**DATA SUPPLIED**

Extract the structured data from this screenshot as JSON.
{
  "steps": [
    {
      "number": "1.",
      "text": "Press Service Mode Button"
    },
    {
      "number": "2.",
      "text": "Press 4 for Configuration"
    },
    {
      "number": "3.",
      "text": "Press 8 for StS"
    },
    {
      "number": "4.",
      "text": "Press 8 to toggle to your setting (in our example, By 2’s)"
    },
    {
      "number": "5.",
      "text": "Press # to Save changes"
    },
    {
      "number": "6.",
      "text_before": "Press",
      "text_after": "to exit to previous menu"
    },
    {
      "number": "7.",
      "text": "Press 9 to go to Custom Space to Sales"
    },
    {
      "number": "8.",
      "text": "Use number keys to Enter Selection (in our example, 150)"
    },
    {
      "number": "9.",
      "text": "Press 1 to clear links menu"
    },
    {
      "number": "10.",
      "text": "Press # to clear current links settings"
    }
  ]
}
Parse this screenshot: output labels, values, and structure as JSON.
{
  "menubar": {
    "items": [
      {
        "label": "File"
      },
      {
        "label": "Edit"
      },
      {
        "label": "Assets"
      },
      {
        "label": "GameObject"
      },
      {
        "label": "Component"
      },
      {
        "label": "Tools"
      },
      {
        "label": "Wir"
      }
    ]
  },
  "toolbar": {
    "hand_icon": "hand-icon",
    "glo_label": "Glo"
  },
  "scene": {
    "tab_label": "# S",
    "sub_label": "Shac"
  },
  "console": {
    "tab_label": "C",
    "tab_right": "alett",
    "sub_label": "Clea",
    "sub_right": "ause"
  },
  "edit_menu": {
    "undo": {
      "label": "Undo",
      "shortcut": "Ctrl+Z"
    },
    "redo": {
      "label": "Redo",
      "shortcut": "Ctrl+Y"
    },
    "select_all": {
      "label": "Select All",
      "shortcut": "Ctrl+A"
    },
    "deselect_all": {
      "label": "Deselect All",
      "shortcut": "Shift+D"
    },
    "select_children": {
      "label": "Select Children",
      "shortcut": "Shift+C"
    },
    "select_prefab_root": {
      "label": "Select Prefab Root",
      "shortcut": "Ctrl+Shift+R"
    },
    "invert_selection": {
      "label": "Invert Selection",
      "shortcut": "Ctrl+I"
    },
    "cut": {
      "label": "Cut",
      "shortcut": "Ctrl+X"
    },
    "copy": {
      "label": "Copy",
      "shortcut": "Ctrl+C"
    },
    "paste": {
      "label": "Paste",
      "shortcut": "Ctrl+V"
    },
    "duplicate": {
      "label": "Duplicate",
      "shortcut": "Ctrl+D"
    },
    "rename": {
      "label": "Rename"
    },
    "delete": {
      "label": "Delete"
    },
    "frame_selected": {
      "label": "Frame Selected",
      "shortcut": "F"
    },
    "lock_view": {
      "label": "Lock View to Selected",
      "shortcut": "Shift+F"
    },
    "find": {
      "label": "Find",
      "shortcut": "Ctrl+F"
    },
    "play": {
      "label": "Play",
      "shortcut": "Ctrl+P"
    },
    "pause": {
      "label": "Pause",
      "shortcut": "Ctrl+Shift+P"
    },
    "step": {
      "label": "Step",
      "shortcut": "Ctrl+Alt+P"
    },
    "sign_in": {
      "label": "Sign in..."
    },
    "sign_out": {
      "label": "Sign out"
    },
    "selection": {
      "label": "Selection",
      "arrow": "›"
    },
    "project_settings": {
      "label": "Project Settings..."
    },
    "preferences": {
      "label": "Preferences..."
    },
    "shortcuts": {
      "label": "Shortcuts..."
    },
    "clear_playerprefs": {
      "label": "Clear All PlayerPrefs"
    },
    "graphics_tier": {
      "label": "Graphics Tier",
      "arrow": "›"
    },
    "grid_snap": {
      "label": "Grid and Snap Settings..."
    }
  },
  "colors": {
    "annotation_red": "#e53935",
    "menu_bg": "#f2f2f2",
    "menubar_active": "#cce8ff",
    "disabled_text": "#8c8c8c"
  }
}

**TO BE DONE**
Output the listing above without altering a single character.

**ANSWER TO THIS TASK**
Extract the structured data from this screenshot as JSON.
{
  "steps": [
    {
      "number": "1.",
      "text": "Press Service Mode Button"
    },
    {
      "number": "2.",
      "text": "Press 4 for Configuration"
    },
    {
      "number": "3.",
      "text": "Press 8 for StS"
    },
    {
      "number": "4.",
      "text": "Press 8 to toggle to your setting (in our example, By 2’s)"
    },
    {
      "number": "5.",
      "text": "Press # to Save changes"
    },
    {
      "number": "6.",
      "text_before": "Press",
      "text_after": "to exit to previous menu"
    },
    {
      "number": "7.",
      "text": "Press 9 to go to Custom Space to Sales"
    },
    {
      "number": "8.",
      "text": "Use number keys to Enter Selection (in our example, 150)"
    },
    {
      "number": "9.",
      "text": "Press 1 to clear links menu"
    },
    {
      "number": "10.",
      "text": "Press # to clear current links settings"
    }
  ]
}
Parse this screenshot: output labels, values, and structure as JSON.
{
  "menubar": {
    "items": [
      {
        "label": "File"
      },
      {
        "label": "Edit"
      },
      {
        "label": "Assets"
      },
      {
        "label": "GameObject"
      },
      {
        "label": "Component"
      },
      {
        "label": "Tools"
      },
      {
        "label": "Wir"
      }
    ]
  },
  "toolbar": {
    "hand_icon": "hand-icon",
    "glo_label": "Glo"
  },
  "scene": {
    "tab_label": "# S",
    "sub_label": "Shac"
  },
  "console": {
    "tab_label": "C",
    "tab_right": "alett",
    "sub_label": "Clea",
    "sub_right": "ause"
  },
  "edit_menu": {
    "undo": {
      "label": "Undo",
      "shortcut": "Ctrl+Z"
    },
    "redo": {
      "label": "Redo",
      "shortcut": "Ctrl+Y"
    },
    "select_all": {
      "label": "Select All",
      "shortcut": "Ctrl+A"
    },
    "deselect_all": {
      "label": "Deselect All",
      "shortcut": "Shift+D"
    },
    "select_children": {
      "label": "Select Children",
      "shortcut": "Shift+C"
    },
    "select_prefab_root": {
      "label": "Select Prefab Root",
      "shortcut": "Ctrl+Shift+R"
    },
    "invert_selection": {
      "label": "Invert Selection",
      "shortcut": "Ctrl+I"
    },
    "cut": {
      "label": "Cut",
      "shortcut": "Ctrl+X"
    },
    "copy": {
      "label": "Copy",
      "shortcut": "Ctrl+C"
    },
    "paste": {
      "label": "Paste",
      "shortcut": "Ctrl+V"
    },
    "duplicate": {
      "label": "Duplicate",
      "shortcut": "Ctrl+D"
    },
    "rename": {
      "label": "Rename"
    },
    "delete": {
      "label": "Delete"
    },
    "frame_selected": {
      "label": "Frame Selected",
      "shortcut": "F"
    },
    "lock_view": {
      "label": "Lock View to Selected",
      "shortcut": "Shift+F"
    },
    "find": {
      "label": "Find",
      "shortcut": "Ctrl+F"
    },
    "play": {
      "label": "Play",
      "shortcut": "Ctrl+P"
    },
    "pause": {
      "label": "Pause",
      "shortcut": "Ctrl+Shift+P"
    },
    "step": {
      "label": "Step",
      "shortcut": "Ctrl+Alt+P"
    },
    "sign_in": {
      "label": "Sign in..."
    },
    "sign_out": {
      "label": "Sign out"
    },
    "selection": {
      "label": "Selection",
      "arrow": "›"
    },
    "project_settings": {
      "label": "Project Settings..."
    },
    "preferences": {
      "label": "Preferences..."
    },
    "shortcuts": {
      "label": "Shortcuts..."
    },
    "clear_playerprefs": {
      "label": "Clear All PlayerPrefs"
    },
    "graphics_tier": {
      "label": "Graphics Tier",
      "arrow": "›"
    },
    "grid_snap": {
      "label": "Grid and Snap Settings..."
    }
  },
  "colors": {
    "annotation_red": "#e53935",
    "menu_bg": "#f2f2f2",
    "menubar_active": "#cce8ff",
    "disabled_text": "#8c8c8c"
  }
}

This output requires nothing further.